[Entries with figure data]
■ ■ ■ ■ ■ ■ ■

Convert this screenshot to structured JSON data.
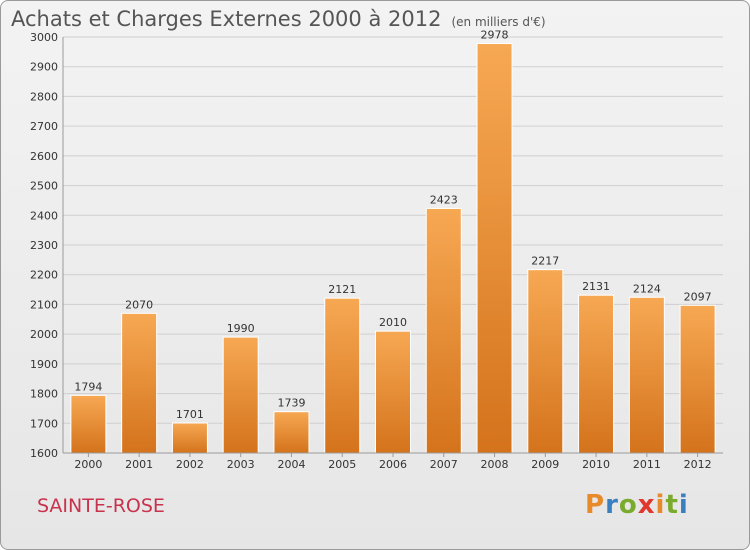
{
  "header": {
    "title": "Achats et Charges Externes 2000 à 2012",
    "subtitle": "(en milliers d'€)"
  },
  "footer": {
    "town": "SAINTE-ROSE",
    "logo": "Proxiti"
  },
  "colors": {
    "bar_top": "#f7a853",
    "bar_bottom": "#d4731c",
    "logo_letters": [
      "#e8892a",
      "#3a7fc0",
      "#7aab2c",
      "#e1372c",
      "#e8892a",
      "#7aab2c",
      "#3a7fc0"
    ]
  },
  "chart_data": {
    "type": "bar",
    "title": "Achats et Charges Externes 2000 à 2012",
    "subtitle": "(en milliers d'€)",
    "categories": [
      "2000",
      "2001",
      "2002",
      "2003",
      "2004",
      "2005",
      "2006",
      "2007",
      "2008",
      "2009",
      "2010",
      "2011",
      "2012"
    ],
    "values": [
      1794,
      2070,
      1701,
      1990,
      1739,
      2121,
      2010,
      2423,
      2978,
      2217,
      2131,
      2124,
      2097
    ],
    "ylim": [
      1600,
      3000
    ],
    "yticks": [
      1600,
      1700,
      1800,
      1900,
      2000,
      2100,
      2200,
      2300,
      2400,
      2500,
      2600,
      2700,
      2800,
      2900,
      3000
    ],
    "grid": true
  }
}
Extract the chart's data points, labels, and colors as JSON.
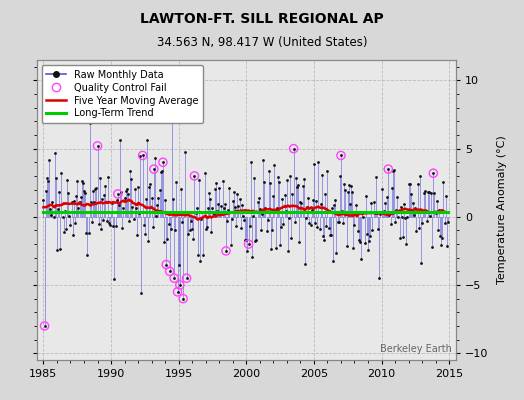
{
  "title": "LAWTON-FT. SILL REGIONAL AP",
  "subtitle": "34.563 N, 98.417 W (United States)",
  "ylabel": "Temperature Anomaly (°C)",
  "watermark": "Berkeley Earth",
  "xlim": [
    1984.5,
    2015.5
  ],
  "ylim": [
    -10.5,
    11.5
  ],
  "yticks": [
    -10,
    -5,
    0,
    5,
    10
  ],
  "xticks": [
    1985,
    1990,
    1995,
    2000,
    2005,
    2010,
    2015
  ],
  "bg_color": "#d8d8d8",
  "plot_bg_color": "#e8e8e8",
  "raw_line_color": "#5555dd",
  "raw_marker_color": "#111111",
  "qc_fail_color": "#ff44ff",
  "moving_avg_color": "#dd0000",
  "trend_color": "#00cc00",
  "trend_value": 0.35,
  "random_seed": 17
}
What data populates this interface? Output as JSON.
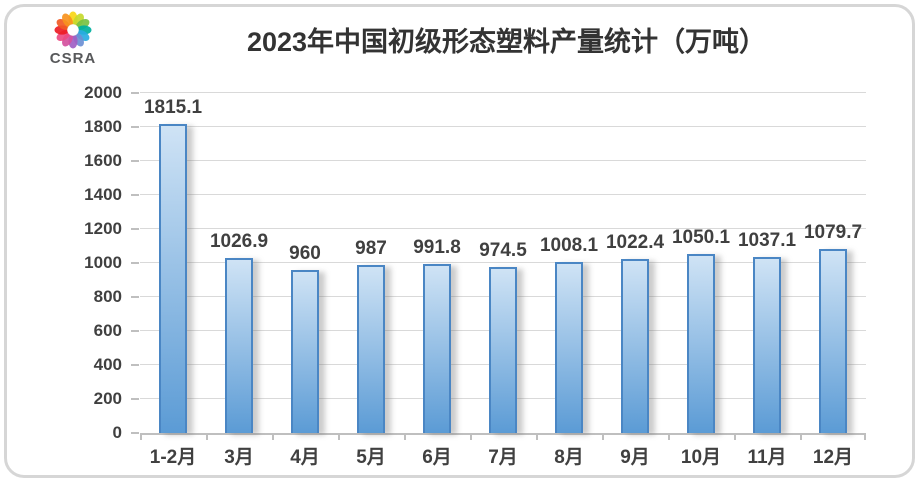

■ ■ ■ ■ ■ ■ ■

Exercise details: Copy out the lines in which the string "milliers" appears.

Response to the exercise:
    "subtitle": "(en milliers d'€)"
    "subtitle": "(en milliers d'€)",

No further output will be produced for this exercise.